▸ **PROBLEM TO SOLVE**
Copy the listing below word for word, starting at its first line and ending at the line containing "choice-cell: Write-in — [87, 696, 118, 706]", including both of those lines.

▸ **PROVIDED RECORDS**
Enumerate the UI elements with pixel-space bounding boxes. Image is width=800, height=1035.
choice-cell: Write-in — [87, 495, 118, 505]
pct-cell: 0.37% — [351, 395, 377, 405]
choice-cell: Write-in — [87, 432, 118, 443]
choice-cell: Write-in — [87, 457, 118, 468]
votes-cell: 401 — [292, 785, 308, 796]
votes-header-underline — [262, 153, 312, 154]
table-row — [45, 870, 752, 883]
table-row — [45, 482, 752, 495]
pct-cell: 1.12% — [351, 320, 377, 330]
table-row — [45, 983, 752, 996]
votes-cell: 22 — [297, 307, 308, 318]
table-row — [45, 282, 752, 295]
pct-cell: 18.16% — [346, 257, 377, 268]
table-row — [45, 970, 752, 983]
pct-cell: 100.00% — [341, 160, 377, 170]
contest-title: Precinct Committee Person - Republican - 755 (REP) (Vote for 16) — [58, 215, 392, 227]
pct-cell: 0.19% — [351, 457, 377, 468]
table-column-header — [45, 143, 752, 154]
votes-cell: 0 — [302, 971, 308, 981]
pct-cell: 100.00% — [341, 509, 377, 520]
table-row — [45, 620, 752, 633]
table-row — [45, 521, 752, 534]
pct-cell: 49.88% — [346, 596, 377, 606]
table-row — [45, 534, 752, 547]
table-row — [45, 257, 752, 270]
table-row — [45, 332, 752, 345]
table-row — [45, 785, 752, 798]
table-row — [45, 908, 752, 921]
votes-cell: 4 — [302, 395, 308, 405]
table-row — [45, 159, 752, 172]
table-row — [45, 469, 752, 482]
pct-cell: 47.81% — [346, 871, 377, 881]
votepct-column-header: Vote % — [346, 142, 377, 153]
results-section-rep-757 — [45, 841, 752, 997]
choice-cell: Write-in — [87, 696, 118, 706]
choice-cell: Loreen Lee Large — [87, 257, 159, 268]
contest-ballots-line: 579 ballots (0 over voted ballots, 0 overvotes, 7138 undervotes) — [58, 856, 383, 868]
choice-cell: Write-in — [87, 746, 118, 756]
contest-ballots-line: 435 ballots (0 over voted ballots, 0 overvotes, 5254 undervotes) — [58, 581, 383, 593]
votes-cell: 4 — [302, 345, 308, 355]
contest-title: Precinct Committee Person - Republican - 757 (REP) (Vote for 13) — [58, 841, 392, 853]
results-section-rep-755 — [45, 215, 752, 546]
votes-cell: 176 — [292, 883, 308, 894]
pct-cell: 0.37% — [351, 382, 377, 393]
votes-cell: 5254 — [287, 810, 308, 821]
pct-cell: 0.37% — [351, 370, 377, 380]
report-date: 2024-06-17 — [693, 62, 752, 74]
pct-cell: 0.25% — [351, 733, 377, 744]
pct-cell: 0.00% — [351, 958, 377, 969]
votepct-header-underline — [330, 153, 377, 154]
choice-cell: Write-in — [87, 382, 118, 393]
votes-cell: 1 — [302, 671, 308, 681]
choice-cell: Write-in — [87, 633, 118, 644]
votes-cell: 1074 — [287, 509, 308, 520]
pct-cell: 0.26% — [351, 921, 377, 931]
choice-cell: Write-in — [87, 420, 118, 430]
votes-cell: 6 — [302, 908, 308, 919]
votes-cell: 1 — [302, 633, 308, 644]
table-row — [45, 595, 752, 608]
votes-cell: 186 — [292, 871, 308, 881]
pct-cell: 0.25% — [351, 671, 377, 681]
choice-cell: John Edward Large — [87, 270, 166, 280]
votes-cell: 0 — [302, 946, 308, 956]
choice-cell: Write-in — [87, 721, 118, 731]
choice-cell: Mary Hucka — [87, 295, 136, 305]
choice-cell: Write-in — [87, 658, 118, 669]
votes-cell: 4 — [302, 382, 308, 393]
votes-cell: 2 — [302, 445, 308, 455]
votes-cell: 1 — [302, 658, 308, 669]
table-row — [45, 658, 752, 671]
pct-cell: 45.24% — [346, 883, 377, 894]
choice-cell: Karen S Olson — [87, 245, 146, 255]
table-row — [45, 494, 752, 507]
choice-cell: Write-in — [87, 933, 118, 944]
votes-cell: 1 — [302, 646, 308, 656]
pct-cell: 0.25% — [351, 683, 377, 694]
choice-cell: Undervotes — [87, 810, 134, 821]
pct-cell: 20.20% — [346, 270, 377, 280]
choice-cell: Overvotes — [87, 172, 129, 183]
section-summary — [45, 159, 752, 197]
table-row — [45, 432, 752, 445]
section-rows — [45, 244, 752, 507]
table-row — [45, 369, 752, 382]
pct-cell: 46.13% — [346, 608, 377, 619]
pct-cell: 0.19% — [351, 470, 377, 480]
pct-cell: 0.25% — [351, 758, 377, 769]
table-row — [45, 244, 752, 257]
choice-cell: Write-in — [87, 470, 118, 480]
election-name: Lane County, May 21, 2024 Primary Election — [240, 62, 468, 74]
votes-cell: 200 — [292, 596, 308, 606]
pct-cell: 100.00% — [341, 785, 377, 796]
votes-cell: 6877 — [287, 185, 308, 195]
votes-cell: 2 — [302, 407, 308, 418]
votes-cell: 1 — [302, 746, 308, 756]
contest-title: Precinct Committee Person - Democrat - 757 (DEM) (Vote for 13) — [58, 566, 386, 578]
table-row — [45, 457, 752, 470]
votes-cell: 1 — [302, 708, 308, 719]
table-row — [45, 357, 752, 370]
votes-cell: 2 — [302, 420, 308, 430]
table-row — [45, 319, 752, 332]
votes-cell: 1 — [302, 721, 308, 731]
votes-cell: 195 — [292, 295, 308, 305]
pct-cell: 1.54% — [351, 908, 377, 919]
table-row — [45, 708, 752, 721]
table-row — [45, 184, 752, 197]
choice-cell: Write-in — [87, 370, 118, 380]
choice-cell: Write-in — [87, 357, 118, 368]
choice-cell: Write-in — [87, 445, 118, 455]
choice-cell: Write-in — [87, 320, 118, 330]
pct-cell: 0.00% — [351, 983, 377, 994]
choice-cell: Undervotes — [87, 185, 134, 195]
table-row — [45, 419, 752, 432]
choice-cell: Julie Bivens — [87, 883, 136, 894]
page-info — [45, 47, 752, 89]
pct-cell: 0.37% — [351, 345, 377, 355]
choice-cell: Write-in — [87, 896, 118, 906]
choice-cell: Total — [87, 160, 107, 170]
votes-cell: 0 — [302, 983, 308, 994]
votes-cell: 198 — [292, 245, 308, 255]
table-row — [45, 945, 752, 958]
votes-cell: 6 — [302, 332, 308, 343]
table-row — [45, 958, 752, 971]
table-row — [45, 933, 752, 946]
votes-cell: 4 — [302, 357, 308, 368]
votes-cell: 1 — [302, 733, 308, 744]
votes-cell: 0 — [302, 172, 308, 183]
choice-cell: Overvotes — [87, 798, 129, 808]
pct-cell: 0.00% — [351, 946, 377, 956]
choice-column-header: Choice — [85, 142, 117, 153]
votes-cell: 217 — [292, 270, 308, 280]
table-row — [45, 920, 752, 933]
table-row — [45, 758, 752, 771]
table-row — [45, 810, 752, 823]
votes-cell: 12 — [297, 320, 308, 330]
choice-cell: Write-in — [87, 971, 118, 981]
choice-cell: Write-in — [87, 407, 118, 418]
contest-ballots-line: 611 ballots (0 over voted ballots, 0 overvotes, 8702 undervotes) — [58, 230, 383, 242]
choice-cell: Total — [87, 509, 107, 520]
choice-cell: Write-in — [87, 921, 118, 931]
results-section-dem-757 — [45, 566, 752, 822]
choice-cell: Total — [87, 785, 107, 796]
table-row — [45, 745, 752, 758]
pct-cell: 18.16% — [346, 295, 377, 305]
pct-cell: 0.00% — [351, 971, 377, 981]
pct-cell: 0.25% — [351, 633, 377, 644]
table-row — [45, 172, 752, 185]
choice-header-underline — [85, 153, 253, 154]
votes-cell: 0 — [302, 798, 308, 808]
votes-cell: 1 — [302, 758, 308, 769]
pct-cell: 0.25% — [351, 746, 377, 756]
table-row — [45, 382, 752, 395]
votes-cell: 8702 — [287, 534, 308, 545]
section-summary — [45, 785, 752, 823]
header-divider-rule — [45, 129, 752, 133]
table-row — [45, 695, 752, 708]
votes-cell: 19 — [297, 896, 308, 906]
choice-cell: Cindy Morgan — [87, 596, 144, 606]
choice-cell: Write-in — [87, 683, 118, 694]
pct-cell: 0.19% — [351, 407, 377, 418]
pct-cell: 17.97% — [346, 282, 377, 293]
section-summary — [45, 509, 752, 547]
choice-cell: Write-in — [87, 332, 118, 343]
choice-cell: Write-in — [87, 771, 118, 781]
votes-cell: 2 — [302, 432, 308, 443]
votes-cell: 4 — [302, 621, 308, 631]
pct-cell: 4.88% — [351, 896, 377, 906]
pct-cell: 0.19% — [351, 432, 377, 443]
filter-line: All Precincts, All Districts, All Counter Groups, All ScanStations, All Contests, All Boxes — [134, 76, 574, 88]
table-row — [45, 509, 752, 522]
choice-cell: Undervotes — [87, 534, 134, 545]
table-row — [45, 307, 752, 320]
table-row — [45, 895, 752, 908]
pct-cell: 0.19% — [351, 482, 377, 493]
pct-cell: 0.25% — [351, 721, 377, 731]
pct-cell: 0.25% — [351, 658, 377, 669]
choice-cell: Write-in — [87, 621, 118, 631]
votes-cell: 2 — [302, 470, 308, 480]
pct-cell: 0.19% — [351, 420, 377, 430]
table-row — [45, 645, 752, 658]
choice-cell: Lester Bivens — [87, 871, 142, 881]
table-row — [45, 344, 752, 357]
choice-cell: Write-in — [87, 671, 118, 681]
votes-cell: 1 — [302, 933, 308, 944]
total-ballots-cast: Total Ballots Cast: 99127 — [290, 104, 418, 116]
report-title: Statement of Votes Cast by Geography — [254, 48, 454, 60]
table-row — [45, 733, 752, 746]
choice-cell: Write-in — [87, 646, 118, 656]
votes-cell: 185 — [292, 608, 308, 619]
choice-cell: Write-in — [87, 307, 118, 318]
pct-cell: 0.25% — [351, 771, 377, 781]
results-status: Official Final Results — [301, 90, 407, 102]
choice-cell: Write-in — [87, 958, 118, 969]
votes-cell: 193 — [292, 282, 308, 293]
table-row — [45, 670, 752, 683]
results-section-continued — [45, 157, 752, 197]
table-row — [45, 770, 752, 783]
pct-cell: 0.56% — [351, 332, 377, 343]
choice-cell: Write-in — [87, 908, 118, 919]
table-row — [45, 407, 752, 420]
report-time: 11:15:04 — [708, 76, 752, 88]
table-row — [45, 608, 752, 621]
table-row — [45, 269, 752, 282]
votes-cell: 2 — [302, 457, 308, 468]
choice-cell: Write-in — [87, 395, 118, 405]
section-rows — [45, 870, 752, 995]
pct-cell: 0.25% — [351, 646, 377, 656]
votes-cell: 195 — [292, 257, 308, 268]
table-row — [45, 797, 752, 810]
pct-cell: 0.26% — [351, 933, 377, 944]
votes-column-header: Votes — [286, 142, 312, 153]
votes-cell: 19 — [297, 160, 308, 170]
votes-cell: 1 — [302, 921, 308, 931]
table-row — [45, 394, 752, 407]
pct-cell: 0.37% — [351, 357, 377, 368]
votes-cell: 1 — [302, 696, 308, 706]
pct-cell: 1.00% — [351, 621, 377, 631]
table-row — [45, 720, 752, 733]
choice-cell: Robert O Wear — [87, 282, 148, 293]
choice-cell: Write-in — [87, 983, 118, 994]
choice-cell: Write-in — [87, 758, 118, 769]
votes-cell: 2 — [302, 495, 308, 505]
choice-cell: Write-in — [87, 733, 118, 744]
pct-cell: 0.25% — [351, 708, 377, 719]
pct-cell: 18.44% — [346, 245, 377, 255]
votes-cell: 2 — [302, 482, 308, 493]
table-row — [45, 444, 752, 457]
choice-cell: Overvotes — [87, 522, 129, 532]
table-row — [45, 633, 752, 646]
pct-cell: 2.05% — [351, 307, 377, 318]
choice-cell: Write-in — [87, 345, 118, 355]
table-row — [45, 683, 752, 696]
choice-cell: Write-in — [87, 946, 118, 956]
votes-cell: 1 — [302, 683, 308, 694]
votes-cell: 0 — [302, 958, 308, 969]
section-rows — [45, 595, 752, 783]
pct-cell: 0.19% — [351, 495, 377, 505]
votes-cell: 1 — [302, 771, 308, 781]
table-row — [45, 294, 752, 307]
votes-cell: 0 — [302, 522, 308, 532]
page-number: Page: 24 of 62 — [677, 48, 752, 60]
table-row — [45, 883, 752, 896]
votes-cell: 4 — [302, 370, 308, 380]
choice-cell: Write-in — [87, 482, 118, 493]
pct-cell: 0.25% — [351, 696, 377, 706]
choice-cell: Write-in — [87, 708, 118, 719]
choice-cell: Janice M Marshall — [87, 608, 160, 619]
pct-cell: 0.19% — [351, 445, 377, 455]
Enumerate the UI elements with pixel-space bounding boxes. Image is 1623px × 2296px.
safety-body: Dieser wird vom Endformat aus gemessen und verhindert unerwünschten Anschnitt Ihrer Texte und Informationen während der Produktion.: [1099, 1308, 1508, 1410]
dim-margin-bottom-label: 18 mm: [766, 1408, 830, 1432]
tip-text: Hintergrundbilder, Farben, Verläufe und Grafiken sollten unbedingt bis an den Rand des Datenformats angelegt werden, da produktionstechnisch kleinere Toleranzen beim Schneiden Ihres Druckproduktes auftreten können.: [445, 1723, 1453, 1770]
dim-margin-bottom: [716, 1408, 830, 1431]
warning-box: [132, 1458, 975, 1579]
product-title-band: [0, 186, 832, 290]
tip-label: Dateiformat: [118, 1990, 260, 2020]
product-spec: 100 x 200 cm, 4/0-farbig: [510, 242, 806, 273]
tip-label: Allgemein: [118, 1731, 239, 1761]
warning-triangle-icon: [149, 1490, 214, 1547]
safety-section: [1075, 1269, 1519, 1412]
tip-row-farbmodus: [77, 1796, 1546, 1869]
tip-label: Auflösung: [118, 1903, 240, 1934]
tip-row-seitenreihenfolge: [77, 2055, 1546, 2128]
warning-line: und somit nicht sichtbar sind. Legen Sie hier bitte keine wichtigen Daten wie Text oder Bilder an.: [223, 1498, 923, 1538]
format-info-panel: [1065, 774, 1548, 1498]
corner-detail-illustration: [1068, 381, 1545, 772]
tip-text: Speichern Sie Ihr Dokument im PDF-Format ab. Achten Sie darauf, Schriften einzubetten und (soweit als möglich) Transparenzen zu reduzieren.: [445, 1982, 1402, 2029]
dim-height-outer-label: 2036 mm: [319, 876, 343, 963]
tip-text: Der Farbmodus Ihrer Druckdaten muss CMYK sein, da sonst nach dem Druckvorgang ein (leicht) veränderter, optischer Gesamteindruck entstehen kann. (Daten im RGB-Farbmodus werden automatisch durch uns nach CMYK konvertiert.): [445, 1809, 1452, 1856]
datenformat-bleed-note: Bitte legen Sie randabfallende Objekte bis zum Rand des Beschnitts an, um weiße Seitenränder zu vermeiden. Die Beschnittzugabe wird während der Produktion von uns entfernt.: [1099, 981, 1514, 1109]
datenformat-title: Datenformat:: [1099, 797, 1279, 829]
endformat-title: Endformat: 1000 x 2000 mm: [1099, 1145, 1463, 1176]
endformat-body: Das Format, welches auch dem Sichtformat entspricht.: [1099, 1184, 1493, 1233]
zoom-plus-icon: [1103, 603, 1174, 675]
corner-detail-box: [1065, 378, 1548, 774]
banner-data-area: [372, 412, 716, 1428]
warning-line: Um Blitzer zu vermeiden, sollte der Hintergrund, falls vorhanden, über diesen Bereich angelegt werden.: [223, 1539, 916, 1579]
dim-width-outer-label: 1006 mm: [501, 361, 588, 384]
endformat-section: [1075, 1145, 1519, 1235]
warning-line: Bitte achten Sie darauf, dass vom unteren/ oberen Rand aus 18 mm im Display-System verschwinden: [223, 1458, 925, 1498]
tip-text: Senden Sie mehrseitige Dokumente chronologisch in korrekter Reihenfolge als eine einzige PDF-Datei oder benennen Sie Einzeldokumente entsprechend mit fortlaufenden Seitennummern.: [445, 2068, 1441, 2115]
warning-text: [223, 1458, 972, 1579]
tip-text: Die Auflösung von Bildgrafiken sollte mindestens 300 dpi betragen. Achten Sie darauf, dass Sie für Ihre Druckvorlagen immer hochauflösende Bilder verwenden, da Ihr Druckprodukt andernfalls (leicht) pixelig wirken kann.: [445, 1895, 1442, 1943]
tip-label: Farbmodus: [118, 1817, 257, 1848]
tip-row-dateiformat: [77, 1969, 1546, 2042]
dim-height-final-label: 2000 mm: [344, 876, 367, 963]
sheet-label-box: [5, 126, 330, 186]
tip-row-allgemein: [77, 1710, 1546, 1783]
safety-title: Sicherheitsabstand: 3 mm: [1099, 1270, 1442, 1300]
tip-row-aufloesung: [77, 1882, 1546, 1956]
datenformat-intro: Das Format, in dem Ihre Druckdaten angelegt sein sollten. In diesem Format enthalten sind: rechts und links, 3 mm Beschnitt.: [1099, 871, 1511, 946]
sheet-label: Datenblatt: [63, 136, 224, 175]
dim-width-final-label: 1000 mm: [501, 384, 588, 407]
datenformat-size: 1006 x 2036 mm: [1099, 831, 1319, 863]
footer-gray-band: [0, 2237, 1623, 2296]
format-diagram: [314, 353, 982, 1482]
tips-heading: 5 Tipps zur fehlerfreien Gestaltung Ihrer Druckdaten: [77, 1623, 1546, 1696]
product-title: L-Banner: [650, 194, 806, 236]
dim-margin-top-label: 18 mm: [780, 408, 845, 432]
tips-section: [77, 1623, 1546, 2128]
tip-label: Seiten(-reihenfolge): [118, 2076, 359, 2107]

▸ **SOLUTION TO THE PROBLEM**
Enumerate the UI elements with pixel-space bounding boxes. Image is width=800, height=1035.
choice-cell: Write-in — [87, 495, 118, 505]
pct-cell: 0.37% — [351, 395, 377, 405]
choice-cell: Write-in — [87, 432, 118, 443]
choice-cell: Write-in — [87, 457, 118, 468]
votes-cell: 401 — [292, 785, 308, 796]
votes-header-underline — [262, 153, 312, 154]
table-row — [45, 870, 752, 883]
table-row — [45, 482, 752, 495]
pct-cell: 1.12% — [351, 320, 377, 330]
table-row — [45, 983, 752, 996]
votes-cell: 22 — [297, 307, 308, 318]
table-row — [45, 282, 752, 295]
pct-cell: 18.16% — [346, 257, 377, 268]
table-row — [45, 970, 752, 983]
pct-cell: 100.00% — [341, 160, 377, 170]
contest-title: Precinct Committee Person - Republican - 755 (REP) (Vote for 16) — [58, 215, 392, 227]
pct-cell: 0.19% — [351, 457, 377, 468]
table-column-header — [45, 143, 752, 154]
votes-cell: 0 — [302, 971, 308, 981]
pct-cell: 100.00% — [341, 509, 377, 520]
table-row — [45, 620, 752, 633]
table-row — [45, 521, 752, 534]
pct-cell: 49.88% — [346, 596, 377, 606]
table-row — [45, 534, 752, 547]
table-row — [45, 257, 752, 270]
table-row — [45, 332, 752, 345]
table-row — [45, 785, 752, 798]
table-row — [45, 908, 752, 921]
votes-cell: 4 — [302, 395, 308, 405]
table-row — [45, 159, 752, 172]
table-row — [45, 469, 752, 482]
pct-cell: 47.81% — [346, 871, 377, 881]
votepct-column-header: Vote % — [346, 142, 377, 153]
results-section-rep-757 — [45, 841, 752, 997]
choice-cell: Write-in — [87, 696, 118, 706]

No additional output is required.